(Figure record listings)

::::

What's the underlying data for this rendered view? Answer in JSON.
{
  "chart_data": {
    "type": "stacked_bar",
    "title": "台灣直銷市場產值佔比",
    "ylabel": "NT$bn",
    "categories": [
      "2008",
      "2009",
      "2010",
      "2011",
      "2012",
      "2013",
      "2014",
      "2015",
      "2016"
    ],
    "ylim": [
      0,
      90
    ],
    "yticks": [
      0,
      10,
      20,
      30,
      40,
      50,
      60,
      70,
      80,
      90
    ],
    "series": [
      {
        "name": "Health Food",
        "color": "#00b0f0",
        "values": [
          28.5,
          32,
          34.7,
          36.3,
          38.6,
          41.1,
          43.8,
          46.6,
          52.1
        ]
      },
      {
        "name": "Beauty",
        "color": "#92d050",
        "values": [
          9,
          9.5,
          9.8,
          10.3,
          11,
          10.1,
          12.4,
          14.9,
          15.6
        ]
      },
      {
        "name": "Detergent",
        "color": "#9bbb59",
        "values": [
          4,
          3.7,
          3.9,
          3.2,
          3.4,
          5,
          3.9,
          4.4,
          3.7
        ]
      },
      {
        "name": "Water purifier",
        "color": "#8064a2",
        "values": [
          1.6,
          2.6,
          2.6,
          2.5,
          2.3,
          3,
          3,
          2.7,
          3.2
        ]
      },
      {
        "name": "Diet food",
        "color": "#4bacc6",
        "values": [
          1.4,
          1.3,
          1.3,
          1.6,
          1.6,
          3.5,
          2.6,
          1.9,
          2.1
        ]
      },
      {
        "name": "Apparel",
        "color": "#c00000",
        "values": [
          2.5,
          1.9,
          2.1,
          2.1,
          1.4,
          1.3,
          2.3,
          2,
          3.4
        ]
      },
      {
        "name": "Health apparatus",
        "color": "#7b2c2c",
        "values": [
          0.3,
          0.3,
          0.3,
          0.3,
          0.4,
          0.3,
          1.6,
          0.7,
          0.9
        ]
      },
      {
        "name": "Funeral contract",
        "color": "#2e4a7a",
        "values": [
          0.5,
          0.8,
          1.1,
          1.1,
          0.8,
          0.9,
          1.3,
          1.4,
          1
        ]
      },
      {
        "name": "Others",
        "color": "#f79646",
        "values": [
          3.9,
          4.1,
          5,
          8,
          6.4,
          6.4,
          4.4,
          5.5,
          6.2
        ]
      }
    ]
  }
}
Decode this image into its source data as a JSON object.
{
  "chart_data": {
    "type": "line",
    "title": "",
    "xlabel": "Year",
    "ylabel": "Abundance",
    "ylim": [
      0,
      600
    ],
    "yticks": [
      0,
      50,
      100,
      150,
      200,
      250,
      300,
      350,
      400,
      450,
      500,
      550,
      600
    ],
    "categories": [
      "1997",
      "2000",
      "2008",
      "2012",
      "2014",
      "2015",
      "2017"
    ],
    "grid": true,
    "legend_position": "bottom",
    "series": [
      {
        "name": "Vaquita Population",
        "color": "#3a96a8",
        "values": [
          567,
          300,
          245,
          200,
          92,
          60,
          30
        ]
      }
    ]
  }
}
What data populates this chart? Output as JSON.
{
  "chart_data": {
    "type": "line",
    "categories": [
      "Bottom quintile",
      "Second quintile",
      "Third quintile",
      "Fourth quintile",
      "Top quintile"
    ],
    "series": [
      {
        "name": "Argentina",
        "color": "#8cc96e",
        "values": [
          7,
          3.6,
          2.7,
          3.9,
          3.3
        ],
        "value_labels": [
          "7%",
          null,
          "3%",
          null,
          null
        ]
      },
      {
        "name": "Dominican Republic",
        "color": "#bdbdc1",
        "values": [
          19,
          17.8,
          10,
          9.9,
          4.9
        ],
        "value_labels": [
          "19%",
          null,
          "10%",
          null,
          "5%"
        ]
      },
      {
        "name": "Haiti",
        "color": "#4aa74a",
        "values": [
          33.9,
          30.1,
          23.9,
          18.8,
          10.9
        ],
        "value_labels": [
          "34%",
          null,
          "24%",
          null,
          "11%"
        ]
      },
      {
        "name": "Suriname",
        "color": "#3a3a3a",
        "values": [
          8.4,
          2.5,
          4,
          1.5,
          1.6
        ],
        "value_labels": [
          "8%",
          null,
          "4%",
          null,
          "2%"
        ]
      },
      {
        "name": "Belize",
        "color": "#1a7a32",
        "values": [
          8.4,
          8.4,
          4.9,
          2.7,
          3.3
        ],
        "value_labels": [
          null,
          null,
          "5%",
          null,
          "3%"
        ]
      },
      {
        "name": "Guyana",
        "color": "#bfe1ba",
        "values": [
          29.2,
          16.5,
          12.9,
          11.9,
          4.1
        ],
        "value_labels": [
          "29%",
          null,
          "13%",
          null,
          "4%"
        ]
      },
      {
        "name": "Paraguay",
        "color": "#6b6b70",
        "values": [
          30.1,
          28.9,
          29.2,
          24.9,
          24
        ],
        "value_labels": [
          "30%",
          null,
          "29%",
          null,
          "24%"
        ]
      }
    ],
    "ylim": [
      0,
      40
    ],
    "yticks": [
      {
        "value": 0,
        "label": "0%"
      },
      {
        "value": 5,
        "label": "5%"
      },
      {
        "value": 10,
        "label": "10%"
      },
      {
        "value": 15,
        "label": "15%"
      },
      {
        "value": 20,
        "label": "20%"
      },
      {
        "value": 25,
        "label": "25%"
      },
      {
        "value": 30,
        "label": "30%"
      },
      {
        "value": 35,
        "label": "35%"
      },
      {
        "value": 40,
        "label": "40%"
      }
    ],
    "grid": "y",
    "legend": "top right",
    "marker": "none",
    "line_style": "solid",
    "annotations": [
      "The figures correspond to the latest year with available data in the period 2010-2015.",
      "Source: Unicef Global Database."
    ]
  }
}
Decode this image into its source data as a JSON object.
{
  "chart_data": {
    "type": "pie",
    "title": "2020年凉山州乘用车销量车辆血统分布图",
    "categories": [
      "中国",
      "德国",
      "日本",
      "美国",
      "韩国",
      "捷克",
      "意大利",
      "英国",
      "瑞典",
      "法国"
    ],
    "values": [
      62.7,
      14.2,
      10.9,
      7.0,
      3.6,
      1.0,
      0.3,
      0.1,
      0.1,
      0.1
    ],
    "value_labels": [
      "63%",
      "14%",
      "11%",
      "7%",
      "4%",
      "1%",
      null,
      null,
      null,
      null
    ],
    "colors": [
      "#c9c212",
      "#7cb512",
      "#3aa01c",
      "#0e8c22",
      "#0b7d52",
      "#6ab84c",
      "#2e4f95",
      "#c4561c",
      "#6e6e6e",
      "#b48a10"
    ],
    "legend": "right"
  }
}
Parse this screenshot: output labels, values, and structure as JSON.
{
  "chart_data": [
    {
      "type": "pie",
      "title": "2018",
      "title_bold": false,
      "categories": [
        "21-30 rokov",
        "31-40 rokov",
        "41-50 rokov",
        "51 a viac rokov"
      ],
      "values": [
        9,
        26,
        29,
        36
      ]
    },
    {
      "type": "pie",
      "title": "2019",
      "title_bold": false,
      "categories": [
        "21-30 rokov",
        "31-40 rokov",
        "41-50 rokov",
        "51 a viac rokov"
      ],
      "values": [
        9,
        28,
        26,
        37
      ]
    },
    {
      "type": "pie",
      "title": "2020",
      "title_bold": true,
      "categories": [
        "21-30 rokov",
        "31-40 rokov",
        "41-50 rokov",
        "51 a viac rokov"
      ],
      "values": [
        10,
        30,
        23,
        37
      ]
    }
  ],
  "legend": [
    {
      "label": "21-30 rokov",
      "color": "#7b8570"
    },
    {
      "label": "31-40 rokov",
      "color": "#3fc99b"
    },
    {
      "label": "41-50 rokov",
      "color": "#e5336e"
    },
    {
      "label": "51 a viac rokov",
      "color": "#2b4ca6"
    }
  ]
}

::::

> What you should do
Restate each of the entries above verbatim.

> Exercise response
What's the underlying data for this rendered view? Answer in JSON.
{
  "chart_data": {
    "type": "stacked_bar",
    "title": "台灣直銷市場產值佔比",
    "ylabel": "NT$bn",
    "categories": [
      "2008",
      "2009",
      "2010",
      "2011",
      "2012",
      "2013",
      "2014",
      "2015",
      "2016"
    ],
    "ylim": [
      0,
      90
    ],
    "yticks": [
      0,
      10,
      20,
      30,
      40,
      50,
      60,
      70,
      80,
      90
    ],
    "series": [
      {
        "name": "Health Food",
        "color": "#00b0f0",
        "values": [
          28.5,
          32,
          34.7,
          36.3,
          38.6,
          41.1,
          43.8,
          46.6,
          52.1
        ]
      },
      {
        "name": "Beauty",
        "color": "#92d050",
        "values": [
          9,
          9.5,
          9.8,
          10.3,
          11,
          10.1,
          12.4,
          14.9,
          15.6
        ]
      },
      {
        "name": "Detergent",
        "color": "#9bbb59",
        "values": [
          4,
          3.7,
          3.9,
          3.2,
          3.4,
          5,
          3.9,
          4.4,
          3.7
        ]
      },
      {
        "name": "Water purifier",
        "color": "#8064a2",
        "values": [
          1.6,
          2.6,
          2.6,
          2.5,
          2.3,
          3,
          3,
          2.7,
          3.2
        ]
      },
      {
        "name": "Diet food",
        "color": "#4bacc6",
        "values": [
          1.4,
          1.3,
          1.3,
          1.6,
          1.6,
          3.5,
          2.6,
          1.9,
          2.1
        ]
      },
      {
        "name": "Apparel",
        "color": "#c00000",
        "values": [
          2.5,
          1.9,
          2.1,
          2.1,
          1.4,
          1.3,
          2.3,
          2,
          3.4
        ]
      },
      {
        "name": "Health apparatus",
        "color": "#7b2c2c",
        "values": [
          0.3,
          0.3,
          0.3,
          0.3,
          0.4,
          0.3,
          1.6,
          0.7,
          0.9
        ]
      },
      {
        "name": "Funeral contract",
        "color": "#2e4a7a",
        "values": [
          0.5,
          0.8,
          1.1,
          1.1,
          0.8,
          0.9,
          1.3,
          1.4,
          1
        ]
      },
      {
        "name": "Others",
        "color": "#f79646",
        "values": [
          3.9,
          4.1,
          5,
          8,
          6.4,
          6.4,
          4.4,
          5.5,
          6.2
        ]
      }
    ]
  }
}
Decode this image into its source data as a JSON object.
{
  "chart_data": {
    "type": "line",
    "title": "",
    "xlabel": "Year",
    "ylabel": "Abundance",
    "ylim": [
      0,
      600
    ],
    "yticks": [
      0,
      50,
      100,
      150,
      200,
      250,
      300,
      350,
      400,
      450,
      500,
      550,
      600
    ],
    "categories": [
      "1997",
      "2000",
      "2008",
      "2012",
      "2014",
      "2015",
      "2017"
    ],
    "grid": true,
    "legend_position": "bottom",
    "series": [
      {
        "name": "Vaquita Population",
        "color": "#3a96a8",
        "values": [
          567,
          300,
          245,
          200,
          92,
          60,
          30
        ]
      }
    ]
  }
}
What data populates this chart? Output as JSON.
{
  "chart_data": {
    "type": "line",
    "categories": [
      "Bottom quintile",
      "Second quintile",
      "Third quintile",
      "Fourth quintile",
      "Top quintile"
    ],
    "series": [
      {
        "name": "Argentina",
        "color": "#8cc96e",
        "values": [
          7,
          3.6,
          2.7,
          3.9,
          3.3
        ],
        "value_labels": [
          "7%",
          null,
          "3%",
          null,
          null
        ]
      },
      {
        "name": "Dominican Republic",
        "color": "#bdbdc1",
        "values": [
          19,
          17.8,
          10,
          9.9,
          4.9
        ],
        "value_labels": [
          "19%",
          null,
          "10%",
          null,
          "5%"
        ]
      },
      {
        "name": "Haiti",
        "color": "#4aa74a",
        "values": [
          33.9,
          30.1,
          23.9,
          18.8,
          10.9
        ],
        "value_labels": [
          "34%",
          null,
          "24%",
          null,
          "11%"
        ]
      },
      {
        "name": "Suriname",
        "color": "#3a3a3a",
        "values": [
          8.4,
          2.5,
          4,
          1.5,
          1.6
        ],
        "value_labels": [
          "8%",
          null,
          "4%",
          null,
          "2%"
        ]
      },
      {
        "name": "Belize",
        "color": "#1a7a32",
        "values": [
          8.4,
          8.4,
          4.9,
          2.7,
          3.3
        ],
        "value_labels": [
          null,
          null,
          "5%",
          null,
          "3%"
        ]
      },
      {
        "name": "Guyana",
        "color": "#bfe1ba",
        "values": [
          29.2,
          16.5,
          12.9,
          11.9,
          4.1
        ],
        "value_labels": [
          "29%",
          null,
          "13%",
          null,
          "4%"
        ]
      },
      {
        "name": "Paraguay",
        "color": "#6b6b70",
        "values": [
          30.1,
          28.9,
          29.2,
          24.9,
          24
        ],
        "value_labels": [
          "30%",
          null,
          "29%",
          null,
          "24%"
        ]
      }
    ],
    "ylim": [
      0,
      40
    ],
    "yticks": [
      {
        "value": 0,
        "label": "0%"
      },
      {
        "value": 5,
        "label": "5%"
      },
      {
        "value": 10,
        "label": "10%"
      },
      {
        "value": 15,
        "label": "15%"
      },
      {
        "value": 20,
        "label": "20%"
      },
      {
        "value": 25,
        "label": "25%"
      },
      {
        "value": 30,
        "label": "30%"
      },
      {
        "value": 35,
        "label": "35%"
      },
      {
        "value": 40,
        "label": "40%"
      }
    ],
    "grid": "y",
    "legend": "top right",
    "marker": "none",
    "line_style": "solid",
    "annotations": [
      "The figures correspond to the latest year with available data in the period 2010-2015.",
      "Source: Unicef Global Database."
    ]
  }
}
Decode this image into its source data as a JSON object.
{
  "chart_data": {
    "type": "pie",
    "title": "2020年凉山州乘用车销量车辆血统分布图",
    "categories": [
      "中国",
      "德国",
      "日本",
      "美国",
      "韩国",
      "捷克",
      "意大利",
      "英国",
      "瑞典",
      "法国"
    ],
    "values": [
      62.7,
      14.2,
      10.9,
      7.0,
      3.6,
      1.0,
      0.3,
      0.1,
      0.1,
      0.1
    ],
    "value_labels": [
      "63%",
      "14%",
      "11%",
      "7%",
      "4%",
      "1%",
      null,
      null,
      null,
      null
    ],
    "colors": [
      "#c9c212",
      "#7cb512",
      "#3aa01c",
      "#0e8c22",
      "#0b7d52",
      "#6ab84c",
      "#2e4f95",
      "#c4561c",
      "#6e6e6e",
      "#b48a10"
    ],
    "legend": "right"
  }
}
Parse this screenshot: output labels, values, and structure as JSON.
{
  "chart_data": [
    {
      "type": "pie",
      "title": "2018",
      "title_bold": false,
      "categories": [
        "21-30 rokov",
        "31-40 rokov",
        "41-50 rokov",
        "51 a viac rokov"
      ],
      "values": [
        9,
        26,
        29,
        36
      ]
    },
    {
      "type": "pie",
      "title": "2019",
      "title_bold": false,
      "categories": [
        "21-30 rokov",
        "31-40 rokov",
        "41-50 rokov",
        "51 a viac rokov"
      ],
      "values": [
        9,
        28,
        26,
        37
      ]
    },
    {
      "type": "pie",
      "title": "2020",
      "title_bold": true,
      "categories": [
        "21-30 rokov",
        "31-40 rokov",
        "41-50 rokov",
        "51 a viac rokov"
      ],
      "values": [
        10,
        30,
        23,
        37
      ]
    }
  ],
  "legend": [
    {
      "label": "21-30 rokov",
      "color": "#7b8570"
    },
    {
      "label": "31-40 rokov",
      "color": "#3fc99b"
    },
    {
      "label": "41-50 rokov",
      "color": "#e5336e"
    },
    {
      "label": "51 a viac rokov",
      "color": "#2b4ca6"
    }
  ]
}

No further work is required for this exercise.